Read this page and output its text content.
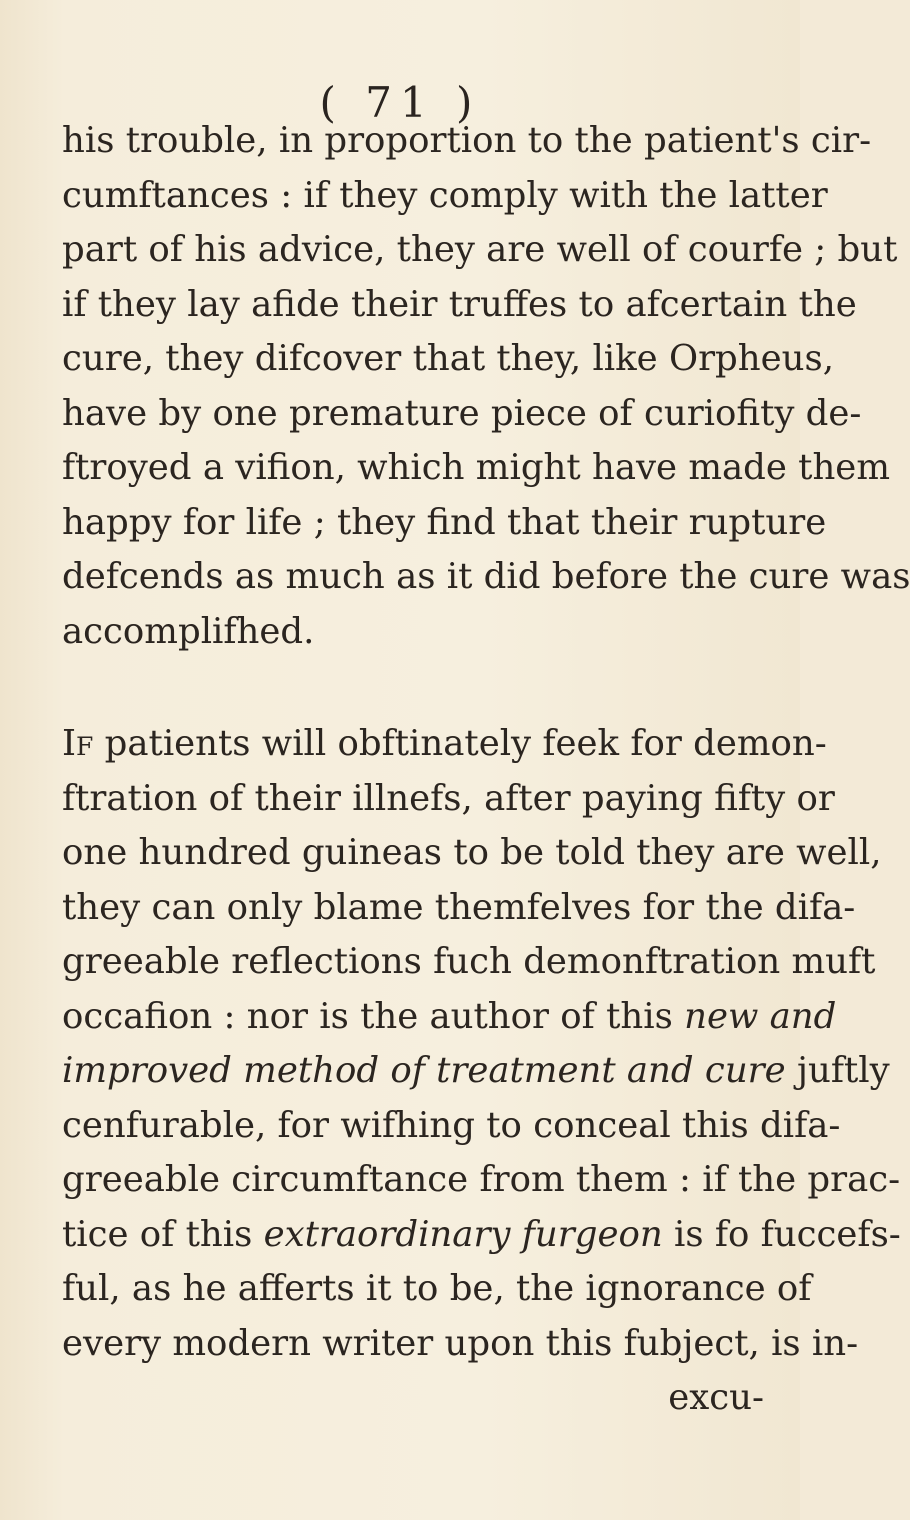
( 71 )
his trouble, in proportion to the patient's cir-
cumftances : if they comply with the latter
part of his advice, they are well of courfe ; but
if they lay afide their truffes to afcertain the
cure, they difcover that they, like Orpheus,
have by one premature piece of curiofity de-
ftroyed a vifion, which might have made them
happy for life ; they find that their rupture
defcends as much as it did before the cure was
accomplifhed.
If patients will obftinately feek for demon-
ftration of their illnefs, after paying fifty or
one hundred guineas to be told they are well,
they can only blame themfelves for the difa-
greeable reflections fuch demonftration muft
occafion : nor is the author of this new and
improved method of treatment and cure juftly
cenfurable, for wifhing to conceal this difa-
greeable circumftance from them : if the prac-
tice of this extraordinary furgeon is fo fuccefs-
ful, as he afferts it to be, the ignorance of
every modern writer upon this fubject, is in-
excu-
· · · · ·
§ Exercise requirements: Would you retype every record above exactly, leaving out the pictures?

§ Answer for the task:
Read this page and output its text content.
( 71 )
his trouble, in proportion to the patient's cir-
cumftances : if they comply with the latter
part of his advice, they are well of courfe ; but
if they lay afide their truffes to afcertain the
cure, they difcover that they, like Orpheus,
have by one premature piece of curiofity de-
ftroyed a vifion, which might have made them
happy for life ; they find that their rupture
defcends as much as it did before the cure was
accomplifhed.
If patients will obftinately feek for demon-
ftration of their illnefs, after paying fifty or
one hundred guineas to be told they are well,
they can only blame themfelves for the difa-
greeable reflections fuch demonftration muft
occafion : nor is the author of this new and
improved method of treatment and cure juftly
cenfurable, for wifhing to conceal this difa-
greeable circumftance from them : if the prac-
tice of this extraordinary furgeon is fo fuccefs-
ful, as he afferts it to be, the ignorance of
every modern writer upon this fubject, is in-
excu-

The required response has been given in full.